▸ **The task**: Check each line of the listing below for the string "icon", and copy the ones that have it.

▸ **Data for this exercise**:
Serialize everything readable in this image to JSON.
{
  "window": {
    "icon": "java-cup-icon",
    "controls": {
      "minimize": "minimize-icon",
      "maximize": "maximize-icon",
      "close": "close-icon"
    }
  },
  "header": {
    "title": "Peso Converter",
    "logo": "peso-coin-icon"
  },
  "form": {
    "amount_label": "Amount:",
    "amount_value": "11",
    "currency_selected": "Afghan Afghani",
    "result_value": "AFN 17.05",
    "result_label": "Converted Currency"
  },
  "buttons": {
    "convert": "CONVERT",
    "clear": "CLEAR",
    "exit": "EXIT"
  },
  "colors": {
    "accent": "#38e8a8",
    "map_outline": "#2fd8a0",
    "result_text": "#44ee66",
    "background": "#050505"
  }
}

▸ **Finished exercise**:
    "icon": "java-cup-icon",
      "minimize": "minimize-icon",
      "maximize": "maximize-icon",
      "close": "close-icon"
    "logo": "peso-coin-icon"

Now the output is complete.